* start SUPPLIED INFORMATION *

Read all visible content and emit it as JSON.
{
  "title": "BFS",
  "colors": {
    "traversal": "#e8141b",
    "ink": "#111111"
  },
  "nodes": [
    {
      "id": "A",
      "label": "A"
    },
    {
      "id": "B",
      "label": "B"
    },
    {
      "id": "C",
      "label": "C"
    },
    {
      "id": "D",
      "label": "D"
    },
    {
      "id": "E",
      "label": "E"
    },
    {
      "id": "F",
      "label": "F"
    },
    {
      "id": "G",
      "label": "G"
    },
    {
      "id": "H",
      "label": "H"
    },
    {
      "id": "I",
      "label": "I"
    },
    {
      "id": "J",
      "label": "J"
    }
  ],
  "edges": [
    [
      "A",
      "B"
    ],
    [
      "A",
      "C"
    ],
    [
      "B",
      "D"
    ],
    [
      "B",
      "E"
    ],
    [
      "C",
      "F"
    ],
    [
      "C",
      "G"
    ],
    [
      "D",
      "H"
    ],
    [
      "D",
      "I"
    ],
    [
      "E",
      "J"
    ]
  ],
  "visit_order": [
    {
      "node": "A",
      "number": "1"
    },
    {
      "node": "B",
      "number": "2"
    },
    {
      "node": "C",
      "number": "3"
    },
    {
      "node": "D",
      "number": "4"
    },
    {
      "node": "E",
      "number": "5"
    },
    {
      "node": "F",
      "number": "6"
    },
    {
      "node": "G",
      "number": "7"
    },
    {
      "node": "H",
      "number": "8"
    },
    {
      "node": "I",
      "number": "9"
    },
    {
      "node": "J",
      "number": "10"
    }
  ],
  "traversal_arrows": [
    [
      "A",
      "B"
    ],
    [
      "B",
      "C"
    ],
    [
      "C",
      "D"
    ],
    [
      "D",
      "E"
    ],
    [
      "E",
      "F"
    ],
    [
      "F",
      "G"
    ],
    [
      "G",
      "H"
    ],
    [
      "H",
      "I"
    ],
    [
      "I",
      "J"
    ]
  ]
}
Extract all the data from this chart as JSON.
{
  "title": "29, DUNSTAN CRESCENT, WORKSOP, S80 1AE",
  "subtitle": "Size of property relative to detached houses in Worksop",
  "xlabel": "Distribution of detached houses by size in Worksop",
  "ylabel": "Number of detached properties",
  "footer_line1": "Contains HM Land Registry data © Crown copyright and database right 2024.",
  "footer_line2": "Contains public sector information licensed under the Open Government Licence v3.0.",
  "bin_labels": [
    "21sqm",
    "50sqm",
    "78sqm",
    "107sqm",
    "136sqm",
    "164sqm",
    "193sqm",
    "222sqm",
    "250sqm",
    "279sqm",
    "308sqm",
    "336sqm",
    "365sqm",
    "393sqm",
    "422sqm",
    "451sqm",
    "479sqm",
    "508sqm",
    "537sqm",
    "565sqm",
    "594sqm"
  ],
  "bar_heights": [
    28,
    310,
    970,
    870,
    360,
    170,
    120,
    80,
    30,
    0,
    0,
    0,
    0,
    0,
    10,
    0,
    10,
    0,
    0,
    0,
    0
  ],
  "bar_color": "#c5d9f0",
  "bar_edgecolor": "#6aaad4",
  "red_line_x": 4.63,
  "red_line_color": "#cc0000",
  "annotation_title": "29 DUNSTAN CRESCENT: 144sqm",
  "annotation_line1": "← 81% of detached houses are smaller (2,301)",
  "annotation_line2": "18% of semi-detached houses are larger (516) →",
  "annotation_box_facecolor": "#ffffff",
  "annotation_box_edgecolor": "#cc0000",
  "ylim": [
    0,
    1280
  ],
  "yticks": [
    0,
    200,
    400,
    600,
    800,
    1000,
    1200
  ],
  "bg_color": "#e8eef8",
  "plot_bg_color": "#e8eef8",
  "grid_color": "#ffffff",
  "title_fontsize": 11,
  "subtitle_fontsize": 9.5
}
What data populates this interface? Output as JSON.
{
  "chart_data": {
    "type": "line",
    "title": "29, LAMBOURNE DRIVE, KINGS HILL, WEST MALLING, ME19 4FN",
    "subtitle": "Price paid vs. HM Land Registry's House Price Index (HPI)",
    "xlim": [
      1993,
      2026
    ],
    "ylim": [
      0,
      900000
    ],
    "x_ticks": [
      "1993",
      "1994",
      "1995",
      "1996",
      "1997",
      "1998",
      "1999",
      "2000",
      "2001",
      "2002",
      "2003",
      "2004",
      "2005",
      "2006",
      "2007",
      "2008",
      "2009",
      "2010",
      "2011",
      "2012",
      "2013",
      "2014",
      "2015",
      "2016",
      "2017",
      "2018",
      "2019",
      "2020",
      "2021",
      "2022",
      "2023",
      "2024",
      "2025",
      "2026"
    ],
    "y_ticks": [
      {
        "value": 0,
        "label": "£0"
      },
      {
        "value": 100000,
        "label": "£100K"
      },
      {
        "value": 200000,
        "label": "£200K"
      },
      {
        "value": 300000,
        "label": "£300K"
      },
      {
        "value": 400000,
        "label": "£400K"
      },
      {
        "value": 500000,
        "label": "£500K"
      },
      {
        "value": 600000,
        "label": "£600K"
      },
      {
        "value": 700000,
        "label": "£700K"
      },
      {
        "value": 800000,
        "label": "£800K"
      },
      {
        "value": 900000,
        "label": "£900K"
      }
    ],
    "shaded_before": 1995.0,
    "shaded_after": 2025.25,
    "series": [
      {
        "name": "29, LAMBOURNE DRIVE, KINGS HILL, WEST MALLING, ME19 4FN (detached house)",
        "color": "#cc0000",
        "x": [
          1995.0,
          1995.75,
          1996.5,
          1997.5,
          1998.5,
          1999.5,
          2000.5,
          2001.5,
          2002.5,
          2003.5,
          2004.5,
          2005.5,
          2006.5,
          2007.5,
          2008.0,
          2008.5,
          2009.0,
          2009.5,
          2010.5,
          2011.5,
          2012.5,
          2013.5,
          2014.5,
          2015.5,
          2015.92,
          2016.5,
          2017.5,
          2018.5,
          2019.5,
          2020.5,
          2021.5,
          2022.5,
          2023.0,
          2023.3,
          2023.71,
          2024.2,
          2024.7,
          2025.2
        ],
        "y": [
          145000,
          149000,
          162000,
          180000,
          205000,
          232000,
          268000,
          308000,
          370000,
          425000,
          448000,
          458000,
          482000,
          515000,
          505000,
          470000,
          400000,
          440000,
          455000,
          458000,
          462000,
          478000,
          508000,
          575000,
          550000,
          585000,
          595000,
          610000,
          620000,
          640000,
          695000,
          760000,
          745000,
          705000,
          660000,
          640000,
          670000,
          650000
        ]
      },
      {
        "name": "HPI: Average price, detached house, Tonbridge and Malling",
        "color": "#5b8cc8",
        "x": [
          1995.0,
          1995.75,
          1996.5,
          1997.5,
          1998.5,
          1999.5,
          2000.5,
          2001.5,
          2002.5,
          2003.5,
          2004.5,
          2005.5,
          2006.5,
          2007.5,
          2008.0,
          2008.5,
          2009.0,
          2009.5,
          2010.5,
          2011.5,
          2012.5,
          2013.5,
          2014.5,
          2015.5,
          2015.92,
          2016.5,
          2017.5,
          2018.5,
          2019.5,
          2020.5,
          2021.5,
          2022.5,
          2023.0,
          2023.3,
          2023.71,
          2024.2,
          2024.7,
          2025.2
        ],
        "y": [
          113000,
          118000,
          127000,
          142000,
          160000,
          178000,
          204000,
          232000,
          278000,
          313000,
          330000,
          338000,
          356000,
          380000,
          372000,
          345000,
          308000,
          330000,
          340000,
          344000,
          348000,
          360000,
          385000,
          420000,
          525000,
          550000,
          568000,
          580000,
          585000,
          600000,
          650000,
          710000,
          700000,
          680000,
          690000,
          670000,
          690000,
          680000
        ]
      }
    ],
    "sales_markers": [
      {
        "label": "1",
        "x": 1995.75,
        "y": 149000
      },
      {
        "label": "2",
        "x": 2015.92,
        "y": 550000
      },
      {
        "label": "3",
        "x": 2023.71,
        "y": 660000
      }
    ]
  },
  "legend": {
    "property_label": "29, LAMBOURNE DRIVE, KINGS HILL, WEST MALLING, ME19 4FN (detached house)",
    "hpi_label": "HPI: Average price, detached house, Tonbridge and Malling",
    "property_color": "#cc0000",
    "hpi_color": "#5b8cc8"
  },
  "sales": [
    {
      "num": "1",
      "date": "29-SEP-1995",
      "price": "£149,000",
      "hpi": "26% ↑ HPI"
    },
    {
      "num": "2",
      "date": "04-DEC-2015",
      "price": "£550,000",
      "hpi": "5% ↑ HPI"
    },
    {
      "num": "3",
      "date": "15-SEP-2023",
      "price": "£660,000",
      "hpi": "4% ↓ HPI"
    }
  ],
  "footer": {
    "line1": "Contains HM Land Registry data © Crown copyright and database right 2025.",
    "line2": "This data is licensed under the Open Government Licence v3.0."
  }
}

* end SUPPLIED INFORMATION *

■ THE PROBLEM:
Scan the material for lines with the word "Crown", and copy each line you find.

■ FINAL RESULT:
  "footer_line1": "Contains HM Land Registry data © Crown copyright and database right 2024.",
    "line1": "Contains HM Land Registry data © Crown copyright and database right 2025.",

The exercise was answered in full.